■ **DATA SHOWN**:
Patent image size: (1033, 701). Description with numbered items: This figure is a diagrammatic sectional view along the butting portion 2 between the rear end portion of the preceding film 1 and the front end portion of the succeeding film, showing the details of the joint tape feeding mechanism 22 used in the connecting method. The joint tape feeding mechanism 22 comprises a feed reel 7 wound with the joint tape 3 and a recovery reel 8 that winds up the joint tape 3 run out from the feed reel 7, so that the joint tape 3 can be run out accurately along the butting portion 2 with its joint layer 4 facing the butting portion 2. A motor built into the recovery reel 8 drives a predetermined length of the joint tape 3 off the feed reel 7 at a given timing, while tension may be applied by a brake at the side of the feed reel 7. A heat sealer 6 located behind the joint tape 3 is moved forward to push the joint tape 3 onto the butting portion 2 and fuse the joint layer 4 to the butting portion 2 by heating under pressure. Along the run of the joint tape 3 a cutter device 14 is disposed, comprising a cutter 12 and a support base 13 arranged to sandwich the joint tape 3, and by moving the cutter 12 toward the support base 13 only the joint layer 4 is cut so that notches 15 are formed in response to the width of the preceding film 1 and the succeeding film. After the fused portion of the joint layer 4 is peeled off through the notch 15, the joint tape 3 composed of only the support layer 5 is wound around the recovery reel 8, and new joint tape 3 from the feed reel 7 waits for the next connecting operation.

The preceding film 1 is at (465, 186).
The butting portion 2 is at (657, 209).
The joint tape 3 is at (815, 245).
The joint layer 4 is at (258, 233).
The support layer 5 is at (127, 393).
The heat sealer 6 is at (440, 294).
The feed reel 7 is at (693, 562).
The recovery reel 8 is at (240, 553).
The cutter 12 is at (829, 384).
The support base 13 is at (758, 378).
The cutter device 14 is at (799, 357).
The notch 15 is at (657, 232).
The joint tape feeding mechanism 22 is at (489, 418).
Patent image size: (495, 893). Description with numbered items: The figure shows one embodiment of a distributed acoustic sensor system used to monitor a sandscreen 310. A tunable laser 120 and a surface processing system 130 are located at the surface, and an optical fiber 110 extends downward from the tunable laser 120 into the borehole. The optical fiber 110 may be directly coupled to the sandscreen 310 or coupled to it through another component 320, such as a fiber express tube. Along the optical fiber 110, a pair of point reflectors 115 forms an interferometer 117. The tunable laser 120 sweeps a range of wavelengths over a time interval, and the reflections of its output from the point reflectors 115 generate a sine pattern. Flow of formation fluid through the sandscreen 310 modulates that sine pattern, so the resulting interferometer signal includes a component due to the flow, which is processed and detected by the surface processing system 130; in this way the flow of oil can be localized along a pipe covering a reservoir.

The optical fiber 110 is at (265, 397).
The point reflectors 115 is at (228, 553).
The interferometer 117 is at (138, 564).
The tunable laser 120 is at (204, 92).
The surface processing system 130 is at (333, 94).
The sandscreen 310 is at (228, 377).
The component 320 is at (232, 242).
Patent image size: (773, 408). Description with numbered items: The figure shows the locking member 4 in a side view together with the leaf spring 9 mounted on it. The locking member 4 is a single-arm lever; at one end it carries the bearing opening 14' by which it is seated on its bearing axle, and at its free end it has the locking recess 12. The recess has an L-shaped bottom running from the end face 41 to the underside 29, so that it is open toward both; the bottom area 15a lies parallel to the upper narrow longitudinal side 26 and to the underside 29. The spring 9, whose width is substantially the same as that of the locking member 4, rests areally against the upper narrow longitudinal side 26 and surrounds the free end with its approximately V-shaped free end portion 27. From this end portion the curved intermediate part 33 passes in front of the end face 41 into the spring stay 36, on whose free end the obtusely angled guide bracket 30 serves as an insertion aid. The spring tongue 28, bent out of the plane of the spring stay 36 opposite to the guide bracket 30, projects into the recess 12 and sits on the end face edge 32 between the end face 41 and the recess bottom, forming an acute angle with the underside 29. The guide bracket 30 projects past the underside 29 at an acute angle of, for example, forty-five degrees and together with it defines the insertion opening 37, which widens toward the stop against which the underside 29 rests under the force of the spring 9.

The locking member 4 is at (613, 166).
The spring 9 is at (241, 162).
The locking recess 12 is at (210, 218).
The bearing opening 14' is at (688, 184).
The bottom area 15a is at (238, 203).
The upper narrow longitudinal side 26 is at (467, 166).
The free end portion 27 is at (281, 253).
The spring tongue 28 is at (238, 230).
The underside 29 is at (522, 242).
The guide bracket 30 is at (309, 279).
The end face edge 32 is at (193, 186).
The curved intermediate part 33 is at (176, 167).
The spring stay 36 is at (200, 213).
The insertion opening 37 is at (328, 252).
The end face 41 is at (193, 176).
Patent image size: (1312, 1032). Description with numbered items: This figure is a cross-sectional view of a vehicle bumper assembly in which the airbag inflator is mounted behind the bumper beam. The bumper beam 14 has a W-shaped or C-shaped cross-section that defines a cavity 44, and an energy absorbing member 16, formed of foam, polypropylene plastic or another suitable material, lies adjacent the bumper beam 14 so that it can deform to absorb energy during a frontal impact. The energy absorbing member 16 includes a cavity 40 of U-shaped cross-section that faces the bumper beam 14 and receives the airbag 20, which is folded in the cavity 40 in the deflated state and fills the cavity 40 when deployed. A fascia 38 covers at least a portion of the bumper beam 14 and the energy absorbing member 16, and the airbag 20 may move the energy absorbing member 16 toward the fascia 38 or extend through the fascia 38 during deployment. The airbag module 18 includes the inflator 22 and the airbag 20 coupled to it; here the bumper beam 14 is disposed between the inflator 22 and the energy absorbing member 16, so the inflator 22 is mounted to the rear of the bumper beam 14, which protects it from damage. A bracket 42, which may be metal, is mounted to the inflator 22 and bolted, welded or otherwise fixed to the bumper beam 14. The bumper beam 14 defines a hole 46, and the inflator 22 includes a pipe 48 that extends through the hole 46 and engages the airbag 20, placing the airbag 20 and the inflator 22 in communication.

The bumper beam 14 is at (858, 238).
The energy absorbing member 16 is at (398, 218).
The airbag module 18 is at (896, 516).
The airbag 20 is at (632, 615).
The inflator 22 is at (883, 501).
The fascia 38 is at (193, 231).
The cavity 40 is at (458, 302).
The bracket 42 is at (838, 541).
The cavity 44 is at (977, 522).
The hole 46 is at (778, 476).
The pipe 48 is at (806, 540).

■ **WHAT YOU WILL DO**:
Reprint the lines above character for character, starting at the line that contains "Patent image size: (495, 893)." and ending at the line that contains "The component 320 is at (232, 242).". Include both of those lines and nothing else.

■ **RESULT OF THIS EXERCISE**:
Patent image size: (495, 893). Description with numbered items: The figure shows one embodiment of a distributed acoustic sensor system used to monitor a sandscreen 310. A tunable laser 120 and a surface processing system 130 are located at the surface, and an optical fiber 110 extends downward from the tunable laser 120 into the borehole. The optical fiber 110 may be directly coupled to the sandscreen 310 or coupled to it through another component 320, such as a fiber express tube. Along the optical fiber 110, a pair of point reflectors 115 forms an interferometer 117. The tunable laser 120 sweeps a range of wavelengths over a time interval, and the reflections of its output from the point reflectors 115 generate a sine pattern. Flow of formation fluid through the sandscreen 310 modulates that sine pattern, so the resulting interferometer signal includes a component due to the flow, which is processed and detected by the surface processing system 130; in this way the flow of oil can be localized along a pipe covering a reservoir.

The optical fiber 110 is at (265, 397).
The point reflectors 115 is at (228, 553).
The interferometer 117 is at (138, 564).
The tunable laser 120 is at (204, 92).
The surface processing system 130 is at (333, 94).
The sandscreen 310 is at (228, 377).
The component 320 is at (232, 242).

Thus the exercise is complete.